## What is being asked:
Write out all of the records precisely. Skip anything that is a picture.

## Source records:
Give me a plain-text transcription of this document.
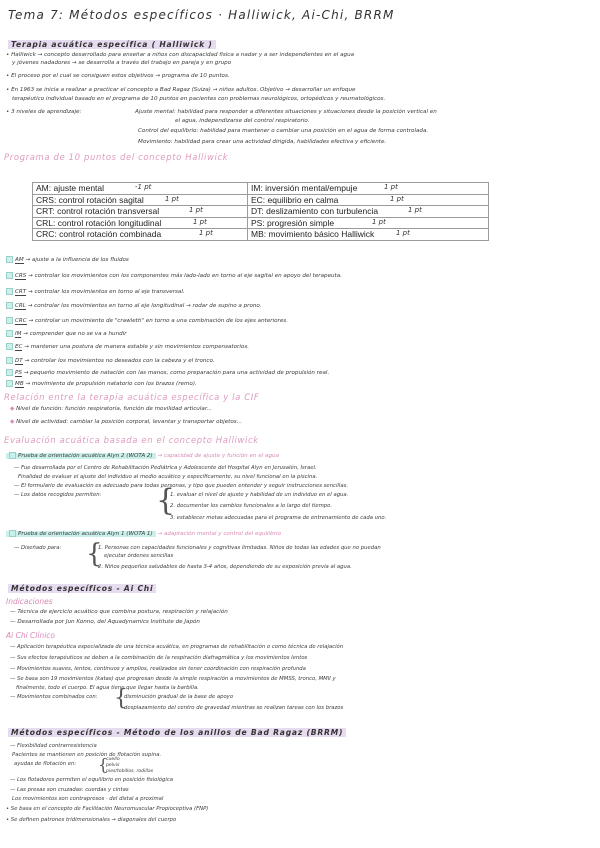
Tema 7: Métodos específicos · Halliwick, Ai-Chi, BRRM
Terapia acuática específica ( Halliwick )
• Halliwick → concepto desarrollado para enseñar a niños con discapacidad física a nadar y a ser independientes en el agua
y jóvenes nadadores → se desarrolla a través del trabajo en pareja y en grupo
• El proceso por el cual se consiguen estos objetivos → programa de 10 puntos.
• En 1963 se inicia a realizar a practicar el concepto a Bad Ragaz (Suiza) → niños adultos. Objetivo → desarrollar un enfoque
terapéutico individual basado en el programa de 10 puntos en pacientes con problemas neurológicos, ortopédicos y reumatológicos.
• 3 niveles de aprendizaje:	Ajuste mental: habilidad para responder a diferentes situaciones y situaciones desde la posición vertical en
el agua, independizarse del control respiratorio.
Control del equilibrio: habilidad para mantener o cambiar una posición en el agua de forma controlada.
Movimiento: habilidad para crear una actividad dirigida, habilidades efectiva y eficiente.
Programa de 10 puntos del concepto Halliwick
AM: ajuste mental -1 pt	IM: inversión mental/empuje 1 pt

CRS: control rotación sagital 1 pt	EC: equilibrio en calma 1 pt

CRT: control rotación transversal 1 pt	DT: deslizamiento con turbulencia 1 pt

CRL: control rotación longitudinal 1 pt	PS: progresión simple 1 pt

CRC: control rotación combinada 1 pt	MB: movimiento básico Halliwick 1 pt
AM → ajuste a la influencia de los fluidos
CRS → controlar los movimientos con los componentes más lado-lado en torno al eje sagital en apoyo del terapeuta.
CRT → controlar los movimientos en torno al eje transversal.
CRL → controlar los movimientos en torno al eje longitudinal → rodar de supino a prono.
CRC → controlar un movimiento de "crawleth" en torno a una combinación de los ejes anteriores.
IM → comprender que no se va a hundir
EC → mantener una postura de manera estable y sin movimientos compensatorios.
DT → controlar los movimientos no deseados con la cabeza y el tronco.
PS → pequeño movimiento de natación con las manos, como preparación para una actividad de propulsión real.
MB → movimiento de propulsión natatorio con los brazos (remo).
Relación entre la terapia acuática específica y la CIF
◆ Nivel de función: función respiratoria, función de movilidad articular...
◆ Nivel de actividad: cambiar la posición corporal, levantar y transportar objetos...
Evaluación acuática basada en el concepto Halliwick
Prueba de orientación acuática Alyn 2 (WOTA 2) → capacidad de ajuste y función en el agua
— Fue desarrollada por el Centro de Rehabilitación Pediátrica y Adolescente del Hospital Alyn en Jerusalén, Israel.
Finalidad de evaluar el ajuste del individuo al medio acuático y específicamente, su nivel funcional en la piscina.
— El formulario de evaluación es adecuado para todas personas, y tipo que pueden entender y seguir instrucciones sencillas.
— Los datos recogidos permiten: {
1. evaluar el nivel de ajuste y habilidad de un individuo en el agua.
2. documentar los cambios funcionales a lo largo del tiempo.
3. establecer metas adecuadas para el programa de entrenamiento de cada uno.
Prueba de orientación acuática Alyn 1 (WOTA 1) → adaptación mental y control del equilibrio
— Diseñado para: {
1. Personas con capacidades funcionales y cognitivas limitadas. Niños de todas las edades que no puedan
ejecutar órdenes sencillas
2. Niños pequeños saludables de hasta 3-4 años, dependiendo de su exposición previa al agua.
Métodos específicos - Ai Chi
Indicaciones
— Técnica de ejercicio acuático que combina postura, respiración y relajación
— Desarrollada por Jun Konno, del Aquadynamics Institute de Japón
Ai Chi Clínico
— Aplicación terapéutica especializada de una técnica acuática, en programas de rehabilitación o como técnica de relajación
— Sus efectos terapéuticos se deben a la combinación de la respiración diafragmática y los movimientos lentos
— Movimientos suaves, lentos, continuos y amplios, realizados sin tener coordinación con respiración profunda
— Se basa son 19 movimientos (katas) que progresan desde la simple respiración a movimientos de MMSS, tronco, MMII y
finalmente, todo el cuerpo. El agua tiene que llegar hasta la barbilla.
— Movimientos combinados con: {
disminución gradual de la base de apoyo
desplazamiento del centro de gravedad mientras se realizan tareas con los brazos
Métodos específicos - Método de los anillos de Bad Ragaz (BRRM)
— Flexibilidad contrarresistencia
Pacientes se mantienen en posición de flotación supina.
ayudas de flotación en: {
cuello
pelvis
pies/tobillos, rodillas
— Los flotadores permiten el equilibrio en posición fisiológica
— Las presas son cruzadas: cuerdas y cintas
Los movimientos son contrapresos · del distal a proximal
• Se basa en el concepto de Facilitación Neuromuscular Propioceptiva (FNP)
• Se definen patrones tridimensionales → diagonales del cuerpo
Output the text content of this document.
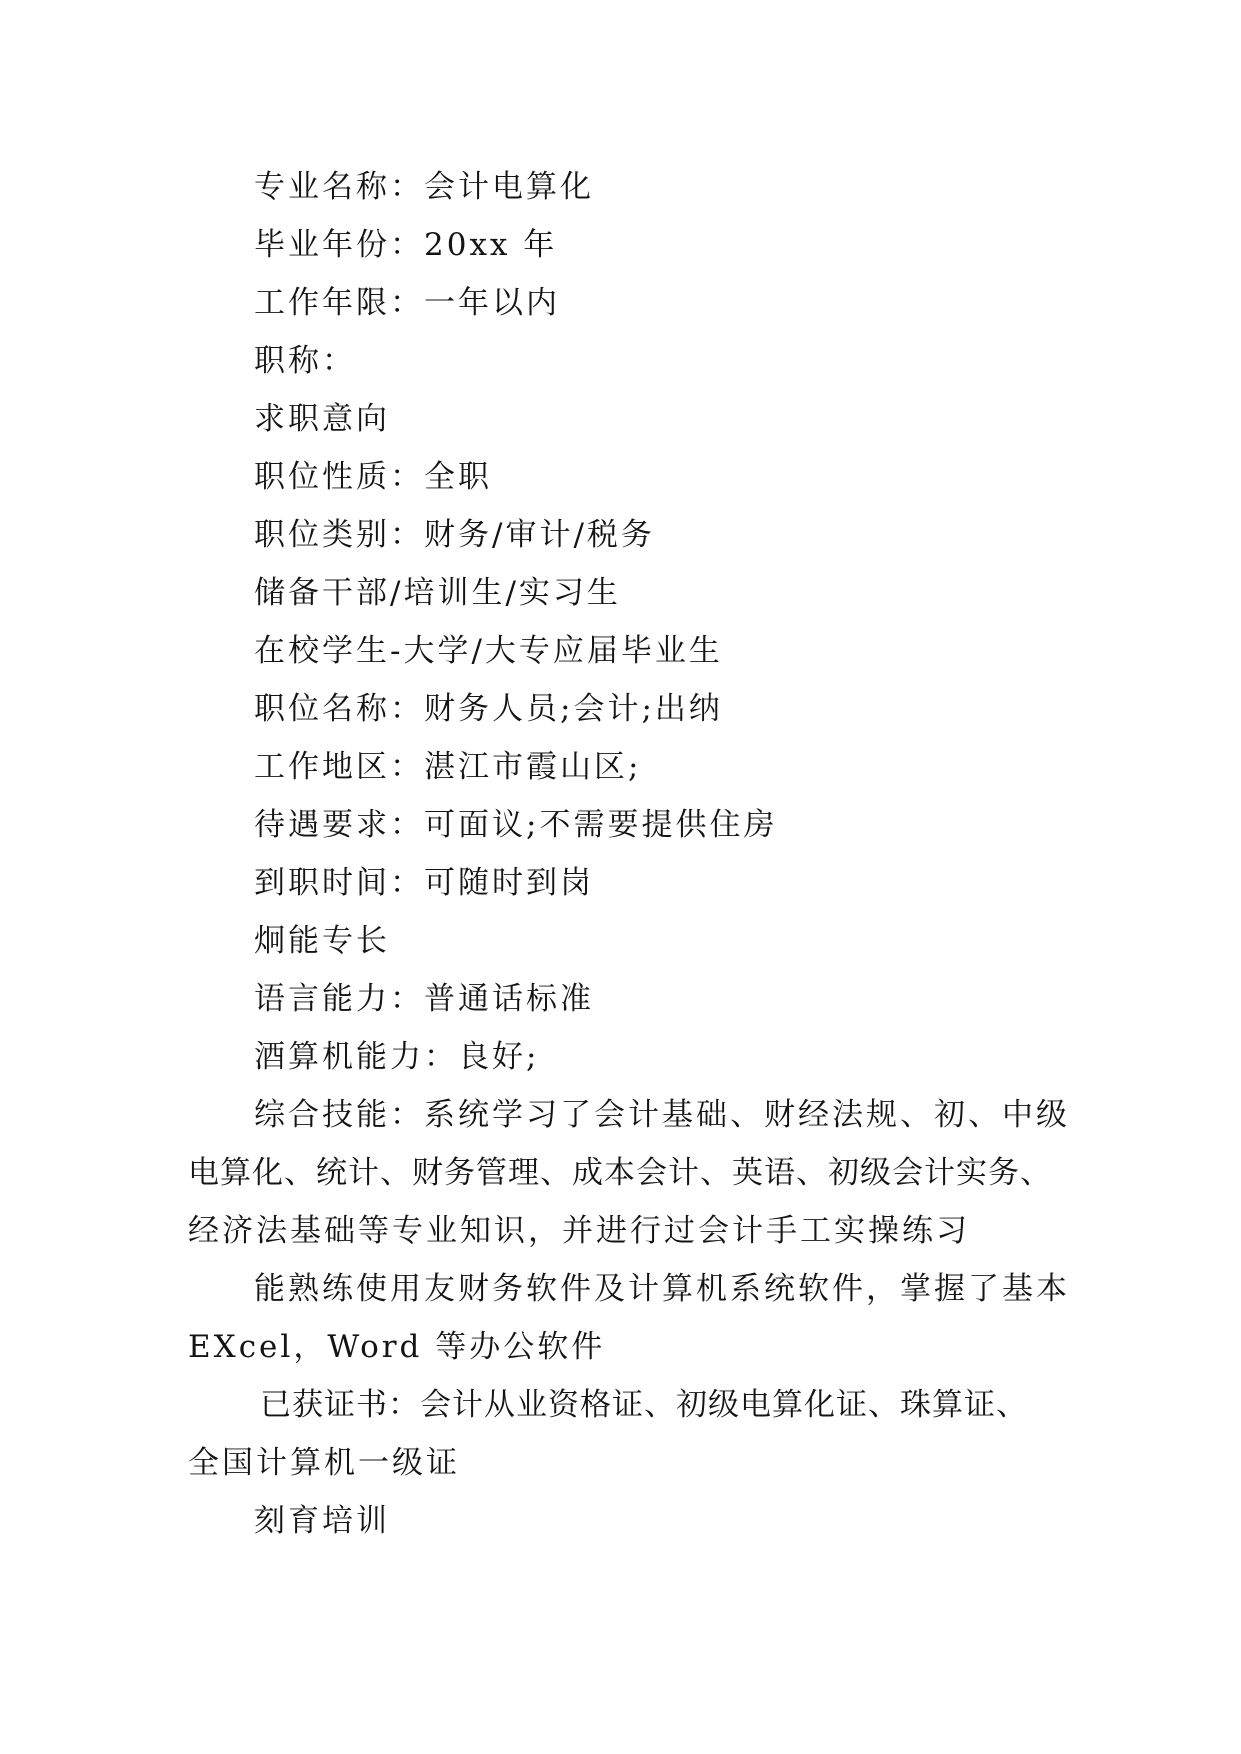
专业名称：会计电算化
毕业年份：20xx 年
工作年限：一年以内
职称：
求职意向
职位性质：全职
职位类别：财务/审计/税务
储备干部/培训生/实习生
在校学生-大学/大专应届毕业生
职位名称：财务人员;会计;出纳
工作地区：湛江市霞山区;
待遇要求：可面议;不需要提供住房
到职时间：可随时到岗
炯能专长
语言能力：普通话标准
酒算机能力：良好;
综合技能：系统学习了会计基础、财经法规、初、中级
电算化、统计、财务管理、成本会计、英语、初级会计实务、
经济法基础等专业知识，并进行过会计手工实操练习
能熟练使用友财务软件及计算机系统软件，掌握了基本
EXcel，Word 等办公软件
已获证书：会计从业资格证、初级电算化证、珠算证、
全国计算机一级证
刻育培训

## Task answer:
Give me a plain-text transcription of this document.
Tema 7: Métodos específicos · Halliwick, Ai-Chi, BRRM
Terapia acuática específica ( Halliwick )
• Halliwick → concepto desarrollado para enseñar a niños con discapacidad física a nadar y a ser independientes en el agua
y jóvenes nadadores → se desarrolla a través del trabajo en pareja y en grupo
• El proceso por el cual se consiguen estos objetivos → programa de 10 puntos.
• En 1963 se inicia a realizar a practicar el concepto a Bad Ragaz (Suiza) → niños adultos. Objetivo → desarrollar un enfoque
terapéutico individual basado en el programa de 10 puntos en pacientes con problemas neurológicos, ortopédicos y reumatológicos.
• 3 niveles de aprendizaje:	Ajuste mental: habilidad para responder a diferentes situaciones y situaciones desde la posición vertical en
el agua, independizarse del control respiratorio.
Control del equilibrio: habilidad para mantener o cambiar una posición en el agua de forma controlada.
Movimiento: habilidad para crear una actividad dirigida, habilidades efectiva y eficiente.
Programa de 10 puntos del concepto Halliwick
AM: ajuste mental -1 pt	IM: inversión mental/empuje 1 pt

CRS: control rotación sagital 1 pt	EC: equilibrio en calma 1 pt

CRT: control rotación transversal 1 pt	DT: deslizamiento con turbulencia 1 pt

CRL: control rotación longitudinal 1 pt	PS: progresión simple 1 pt

CRC: control rotación combinada 1 pt	MB: movimiento básico Halliwick 1 pt
AM → ajuste a la influencia de los fluidos
CRS → controlar los movimientos con los componentes más lado-lado en torno al eje sagital en apoyo del terapeuta.
CRT → controlar los movimientos en torno al eje transversal.
CRL → controlar los movimientos en torno al eje longitudinal → rodar de supino a prono.
CRC → controlar un movimiento de "crawleth" en torno a una combinación de los ejes anteriores.
IM → comprender que no se va a hundir
EC → mantener una postura de manera estable y sin movimientos compensatorios.
DT → controlar los movimientos no deseados con la cabeza y el tronco.
PS → pequeño movimiento de natación con las manos, como preparación para una actividad de propulsión real.
MB → movimiento de propulsión natatorio con los brazos (remo).
Relación entre la terapia acuática específica y la CIF
◆ Nivel de función: función respiratoria, función de movilidad articular...
◆ Nivel de actividad: cambiar la posición corporal, levantar y transportar objetos...
Evaluación acuática basada en el concepto Halliwick
Prueba de orientación acuática Alyn 2 (WOTA 2) → capacidad de ajuste y función en el agua
— Fue desarrollada por el Centro de Rehabilitación Pediátrica y Adolescente del Hospital Alyn en Jerusalén, Israel.
Finalidad de evaluar el ajuste del individuo al medio acuático y específicamente, su nivel funcional en la piscina.
— El formulario de evaluación es adecuado para todas personas, y tipo que pueden entender y seguir instrucciones sencillas.
— Los datos recogidos permiten: {
1. evaluar el nivel de ajuste y habilidad de un individuo en el agua.
2. documentar los cambios funcionales a lo largo del tiempo.
3. establecer metas adecuadas para el programa de entrenamiento de cada uno.
Prueba de orientación acuática Alyn 1 (WOTA 1) → adaptación mental y control del equilibrio
— Diseñado para: {
1. Personas con capacidades funcionales y cognitivas limitadas. Niños de todas las edades que no puedan
ejecutar órdenes sencillas
2. Niños pequeños saludables de hasta 3-4 años, dependiendo de su exposición previa al agua.
Métodos específicos - Ai Chi
Indicaciones
— Técnica de ejercicio acuático que combina postura, respiración y relajación
— Desarrollada por Jun Konno, del Aquadynamics Institute de Japón
Ai Chi Clínico
— Aplicación terapéutica especializada de una técnica acuática, en programas de rehabilitación o como técnica de relajación
— Sus efectos terapéuticos se deben a la combinación de la respiración diafragmática y los movimientos lentos
— Movimientos suaves, lentos, continuos y amplios, realizados sin tener coordinación con respiración profunda
— Se basa son 19 movimientos (katas) que progresan desde la simple respiración a movimientos de MMSS, tronco, MMII y
finalmente, todo el cuerpo. El agua tiene que llegar hasta la barbilla.
— Movimientos combinados con: {
disminución gradual de la base de apoyo
desplazamiento del centro de gravedad mientras se realizan tareas con los brazos
Métodos específicos - Método de los anillos de Bad Ragaz (BRRM)
— Flexibilidad contrarresistencia
Pacientes se mantienen en posición de flotación supina.
ayudas de flotación en: {
cuello
pelvis
pies/tobillos, rodillas
— Los flotadores permiten el equilibrio en posición fisiológica
— Las presas son cruzadas: cuerdas y cintas
Los movimientos son contrapresos · del distal a proximal
• Se basa en el concepto de Facilitación Neuromuscular Propioceptiva (FNP)
• Se definen patrones tridimensionales → diagonales del cuerpo
Output the text content of this document.
专业名称：会计电算化
毕业年份：20xx 年
工作年限：一年以内
职称：
求职意向
职位性质：全职
职位类别：财务/审计/税务
储备干部/培训生/实习生
在校学生-大学/大专应届毕业生
职位名称：财务人员;会计;出纳
工作地区：湛江市霞山区;
待遇要求：可面议;不需要提供住房
到职时间：可随时到岗
炯能专长
语言能力：普通话标准
酒算机能力：良好;
综合技能：系统学习了会计基础、财经法规、初、中级
电算化、统计、财务管理、成本会计、英语、初级会计实务、
经济法基础等专业知识，并进行过会计手工实操练习
能熟练使用友财务软件及计算机系统软件，掌握了基本
EXcel，Word 等办公软件
已获证书：会计从业资格证、初级电算化证、珠算证、
全国计算机一级证
刻育培训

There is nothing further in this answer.